YOUR INSTRUCTIONS.
Write the material out again exactly.

╭──

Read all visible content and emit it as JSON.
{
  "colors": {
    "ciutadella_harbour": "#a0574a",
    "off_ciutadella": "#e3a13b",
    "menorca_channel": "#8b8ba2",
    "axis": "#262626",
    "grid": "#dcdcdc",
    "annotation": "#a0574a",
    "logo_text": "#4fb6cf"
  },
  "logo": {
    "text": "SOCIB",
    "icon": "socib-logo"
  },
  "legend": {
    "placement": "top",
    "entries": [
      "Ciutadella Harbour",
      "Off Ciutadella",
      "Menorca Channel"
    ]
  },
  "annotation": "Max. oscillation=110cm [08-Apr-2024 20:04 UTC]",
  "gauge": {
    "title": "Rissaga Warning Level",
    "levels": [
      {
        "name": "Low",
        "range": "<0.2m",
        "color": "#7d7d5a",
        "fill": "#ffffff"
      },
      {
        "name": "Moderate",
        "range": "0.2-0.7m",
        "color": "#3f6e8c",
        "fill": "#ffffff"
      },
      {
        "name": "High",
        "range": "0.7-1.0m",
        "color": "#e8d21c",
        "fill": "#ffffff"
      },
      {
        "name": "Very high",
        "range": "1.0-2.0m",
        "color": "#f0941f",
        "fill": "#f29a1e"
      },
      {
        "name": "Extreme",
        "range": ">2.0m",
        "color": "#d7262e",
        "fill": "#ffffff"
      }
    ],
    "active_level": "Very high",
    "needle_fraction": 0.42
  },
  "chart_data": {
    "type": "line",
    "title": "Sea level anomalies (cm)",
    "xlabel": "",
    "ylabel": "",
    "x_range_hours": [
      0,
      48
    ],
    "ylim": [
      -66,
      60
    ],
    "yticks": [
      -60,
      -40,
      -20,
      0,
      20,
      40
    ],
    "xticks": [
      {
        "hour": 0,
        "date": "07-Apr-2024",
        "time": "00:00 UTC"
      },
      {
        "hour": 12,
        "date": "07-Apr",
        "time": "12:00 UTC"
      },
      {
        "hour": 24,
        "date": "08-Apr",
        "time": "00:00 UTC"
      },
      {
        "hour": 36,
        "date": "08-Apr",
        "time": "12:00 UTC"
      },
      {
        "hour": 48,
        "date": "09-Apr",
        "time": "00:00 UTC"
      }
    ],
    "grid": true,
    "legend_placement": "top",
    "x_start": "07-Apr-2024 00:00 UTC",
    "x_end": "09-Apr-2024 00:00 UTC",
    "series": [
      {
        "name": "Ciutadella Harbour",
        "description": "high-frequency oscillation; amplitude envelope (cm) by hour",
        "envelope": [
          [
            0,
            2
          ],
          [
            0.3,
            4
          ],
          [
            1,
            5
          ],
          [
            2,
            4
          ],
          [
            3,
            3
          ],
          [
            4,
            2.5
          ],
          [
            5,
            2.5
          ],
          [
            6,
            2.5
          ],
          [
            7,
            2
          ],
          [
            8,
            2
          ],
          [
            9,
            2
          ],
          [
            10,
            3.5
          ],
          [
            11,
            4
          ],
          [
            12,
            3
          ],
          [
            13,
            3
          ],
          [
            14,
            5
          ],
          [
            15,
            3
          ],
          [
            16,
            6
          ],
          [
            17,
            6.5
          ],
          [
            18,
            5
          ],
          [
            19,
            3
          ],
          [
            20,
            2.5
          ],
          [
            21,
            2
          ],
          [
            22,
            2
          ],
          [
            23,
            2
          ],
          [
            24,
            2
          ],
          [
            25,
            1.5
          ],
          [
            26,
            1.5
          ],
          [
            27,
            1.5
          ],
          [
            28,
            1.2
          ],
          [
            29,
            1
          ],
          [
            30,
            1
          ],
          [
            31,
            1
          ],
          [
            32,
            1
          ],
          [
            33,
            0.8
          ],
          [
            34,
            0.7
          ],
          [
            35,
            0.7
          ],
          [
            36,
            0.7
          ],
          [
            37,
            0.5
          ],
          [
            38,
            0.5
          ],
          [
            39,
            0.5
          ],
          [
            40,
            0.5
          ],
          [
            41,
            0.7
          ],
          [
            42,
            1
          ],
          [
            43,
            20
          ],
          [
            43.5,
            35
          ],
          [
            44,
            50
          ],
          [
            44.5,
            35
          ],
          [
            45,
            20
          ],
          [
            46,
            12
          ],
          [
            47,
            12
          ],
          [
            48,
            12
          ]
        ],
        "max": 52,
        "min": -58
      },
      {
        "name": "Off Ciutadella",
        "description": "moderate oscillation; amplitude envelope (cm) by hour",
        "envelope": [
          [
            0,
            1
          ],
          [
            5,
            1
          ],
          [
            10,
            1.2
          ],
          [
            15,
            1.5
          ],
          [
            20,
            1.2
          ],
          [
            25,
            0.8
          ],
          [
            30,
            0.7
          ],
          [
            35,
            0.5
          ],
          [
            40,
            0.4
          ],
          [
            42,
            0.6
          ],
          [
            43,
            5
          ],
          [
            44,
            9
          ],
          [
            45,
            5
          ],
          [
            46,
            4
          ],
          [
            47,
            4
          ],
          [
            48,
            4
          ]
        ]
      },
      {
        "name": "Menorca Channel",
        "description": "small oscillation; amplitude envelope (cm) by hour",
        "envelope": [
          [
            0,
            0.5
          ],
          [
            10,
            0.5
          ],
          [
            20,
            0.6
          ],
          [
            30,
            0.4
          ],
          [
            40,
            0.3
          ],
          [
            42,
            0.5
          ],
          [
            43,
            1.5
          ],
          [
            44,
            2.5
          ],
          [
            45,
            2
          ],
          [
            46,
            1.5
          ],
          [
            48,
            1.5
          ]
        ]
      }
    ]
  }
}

╰──

TASK RESULT.
Read all visible content and emit it as JSON.
{
  "colors": {
    "ciutadella_harbour": "#a0574a",
    "off_ciutadella": "#e3a13b",
    "menorca_channel": "#8b8ba2",
    "axis": "#262626",
    "grid": "#dcdcdc",
    "annotation": "#a0574a",
    "logo_text": "#4fb6cf"
  },
  "logo": {
    "text": "SOCIB",
    "icon": "socib-logo"
  },
  "legend": {
    "placement": "top",
    "entries": [
      "Ciutadella Harbour",
      "Off Ciutadella",
      "Menorca Channel"
    ]
  },
  "annotation": "Max. oscillation=110cm [08-Apr-2024 20:04 UTC]",
  "gauge": {
    "title": "Rissaga Warning Level",
    "levels": [
      {
        "name": "Low",
        "range": "<0.2m",
        "color": "#7d7d5a",
        "fill": "#ffffff"
      },
      {
        "name": "Moderate",
        "range": "0.2-0.7m",
        "color": "#3f6e8c",
        "fill": "#ffffff"
      },
      {
        "name": "High",
        "range": "0.7-1.0m",
        "color": "#e8d21c",
        "fill": "#ffffff"
      },
      {
        "name": "Very high",
        "range": "1.0-2.0m",
        "color": "#f0941f",
        "fill": "#f29a1e"
      },
      {
        "name": "Extreme",
        "range": ">2.0m",
        "color": "#d7262e",
        "fill": "#ffffff"
      }
    ],
    "active_level": "Very high",
    "needle_fraction": 0.42
  },
  "chart_data": {
    "type": "line",
    "title": "Sea level anomalies (cm)",
    "xlabel": "",
    "ylabel": "",
    "x_range_hours": [
      0,
      48
    ],
    "ylim": [
      -66,
      60
    ],
    "yticks": [
      -60,
      -40,
      -20,
      0,
      20,
      40
    ],
    "xticks": [
      {
        "hour": 0,
        "date": "07-Apr-2024",
        "time": "00:00 UTC"
      },
      {
        "hour": 12,
        "date": "07-Apr",
        "time": "12:00 UTC"
      },
      {
        "hour": 24,
        "date": "08-Apr",
        "time": "00:00 UTC"
      },
      {
        "hour": 36,
        "date": "08-Apr",
        "time": "12:00 UTC"
      },
      {
        "hour": 48,
        "date": "09-Apr",
        "time": "00:00 UTC"
      }
    ],
    "grid": true,
    "legend_placement": "top",
    "x_start": "07-Apr-2024 00:00 UTC",
    "x_end": "09-Apr-2024 00:00 UTC",
    "series": [
      {
        "name": "Ciutadella Harbour",
        "description": "high-frequency oscillation; amplitude envelope (cm) by hour",
        "envelope": [
          [
            0,
            2
          ],
          [
            0.3,
            4
          ],
          [
            1,
            5
          ],
          [
            2,
            4
          ],
          [
            3,
            3
          ],
          [
            4,
            2.5
          ],
          [
            5,
            2.5
          ],
          [
            6,
            2.5
          ],
          [
            7,
            2
          ],
          [
            8,
            2
          ],
          [
            9,
            2
          ],
          [
            10,
            3.5
          ],
          [
            11,
            4
          ],
          [
            12,
            3
          ],
          [
            13,
            3
          ],
          [
            14,
            5
          ],
          [
            15,
            3
          ],
          [
            16,
            6
          ],
          [
            17,
            6.5
          ],
          [
            18,
            5
          ],
          [
            19,
            3
          ],
          [
            20,
            2.5
          ],
          [
            21,
            2
          ],
          [
            22,
            2
          ],
          [
            23,
            2
          ],
          [
            24,
            2
          ],
          [
            25,
            1.5
          ],
          [
            26,
            1.5
          ],
          [
            27,
            1.5
          ],
          [
            28,
            1.2
          ],
          [
            29,
            1
          ],
          [
            30,
            1
          ],
          [
            31,
            1
          ],
          [
            32,
            1
          ],
          [
            33,
            0.8
          ],
          [
            34,
            0.7
          ],
          [
            35,
            0.7
          ],
          [
            36,
            0.7
          ],
          [
            37,
            0.5
          ],
          [
            38,
            0.5
          ],
          [
            39,
            0.5
          ],
          [
            40,
            0.5
          ],
          [
            41,
            0.7
          ],
          [
            42,
            1
          ],
          [
            43,
            20
          ],
          [
            43.5,
            35
          ],
          [
            44,
            50
          ],
          [
            44.5,
            35
          ],
          [
            45,
            20
          ],
          [
            46,
            12
          ],
          [
            47,
            12
          ],
          [
            48,
            12
          ]
        ],
        "max": 52,
        "min": -58
      },
      {
        "name": "Off Ciutadella",
        "description": "moderate oscillation; amplitude envelope (cm) by hour",
        "envelope": [
          [
            0,
            1
          ],
          [
            5,
            1
          ],
          [
            10,
            1.2
          ],
          [
            15,
            1.5
          ],
          [
            20,
            1.2
          ],
          [
            25,
            0.8
          ],
          [
            30,
            0.7
          ],
          [
            35,
            0.5
          ],
          [
            40,
            0.4
          ],
          [
            42,
            0.6
          ],
          [
            43,
            5
          ],
          [
            44,
            9
          ],
          [
            45,
            5
          ],
          [
            46,
            4
          ],
          [
            47,
            4
          ],
          [
            48,
            4
          ]
        ]
      },
      {
        "name": "Menorca Channel",
        "description": "small oscillation; amplitude envelope (cm) by hour",
        "envelope": [
          [
            0,
            0.5
          ],
          [
            10,
            0.5
          ],
          [
            20,
            0.6
          ],
          [
            30,
            0.4
          ],
          [
            40,
            0.3
          ],
          [
            42,
            0.5
          ],
          [
            43,
            1.5
          ],
          [
            44,
            2.5
          ],
          [
            45,
            2
          ],
          [
            46,
            1.5
          ],
          [
            48,
            1.5
          ]
        ]
      }
    ]
  }
}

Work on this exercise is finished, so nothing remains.